Quote the listing in full, exactly as given, minus any pictures.

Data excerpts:
-------------------------
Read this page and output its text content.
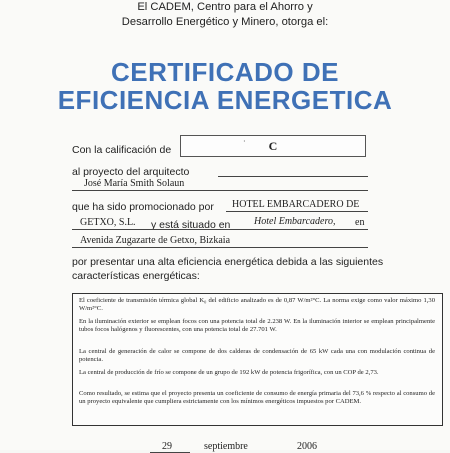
El CADEM, Centro para el Ahorro y
Desarrollo Energético y Minero, otorga el:
CERTIFICADO DE
EFICIENCIA ENERGETICA
Con la calificación de
·	C
al proyecto del arquitecto
José María Smith Solaun
que ha sido promocionado por HOTEL EMBARCADERO DE
GETXO, S.L. y está situado en Hotel Embarcadero, en
Avenida Zugazarte de Getxo, Bizkaia
por presentar una alta eficiencia energética debida a las siguientes
características energéticas:
El coeficiente de transmisión térmica global K₀ del edificio analizado es de 0,87 W/m²°C. La norma exige como valor máximo 1,30 W/m²°C.
En la iluminación exterior se emplean focos con una potencia total de 2.238 W. En la iluminación interior se emplean principalmente tubos focos halógenos y fluorescentes, con una potencia total de 27.701 W.
La central de generación de calor se compone de dos calderas de condensación de 65 kW cada una con modulación continua de potencia.
La central de producción de frío se compone de un grupo de 192 kW de potencia frigorífica, con un COP de 2,73.
Como resultado, se estima que el proyecto presenta un coeficiente de consumo de energía primaria del 73,6 % respecto al consumo de un proyecto equivalente que cumpliera estrictamente con los mínimos energéticos impuestos por CADEM.
29	septiembre	2006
-------------------------
Result of this exercise:
Read this page and output its text content.
El CADEM, Centro para el Ahorro y
Desarrollo Energético y Minero, otorga el:
CERTIFICADO DE
EFICIENCIA ENERGETICA
Con la calificación de
·	C
al proyecto del arquitecto
José María Smith Solaun
que ha sido promocionado por HOTEL EMBARCADERO DE
GETXO, S.L. y está situado en Hotel Embarcadero, en
Avenida Zugazarte de Getxo, Bizkaia
por presentar una alta eficiencia energética debida a las siguientes
características energéticas:
El coeficiente de transmisión térmica global K₀ del edificio analizado es de 0,87 W/m²°C. La norma exige como valor máximo 1,30 W/m²°C.
En la iluminación exterior se emplean focos con una potencia total de 2.238 W. En la iluminación interior se emplean principalmente tubos focos halógenos y fluorescentes, con una potencia total de 27.701 W.
La central de generación de calor se compone de dos calderas de condensación de 65 kW cada una con modulación continua de potencia.
La central de producción de frío se compone de un grupo de 192 kW de potencia frigorífica, con un COP de 2,73.
Como resultado, se estima que el proyecto presenta un coeficiente de consumo de energía primaria del 73,6 % respecto al consumo de un proyecto equivalente que cumpliera estrictamente con los mínimos energéticos impuestos por CADEM.
29	septiembre	2006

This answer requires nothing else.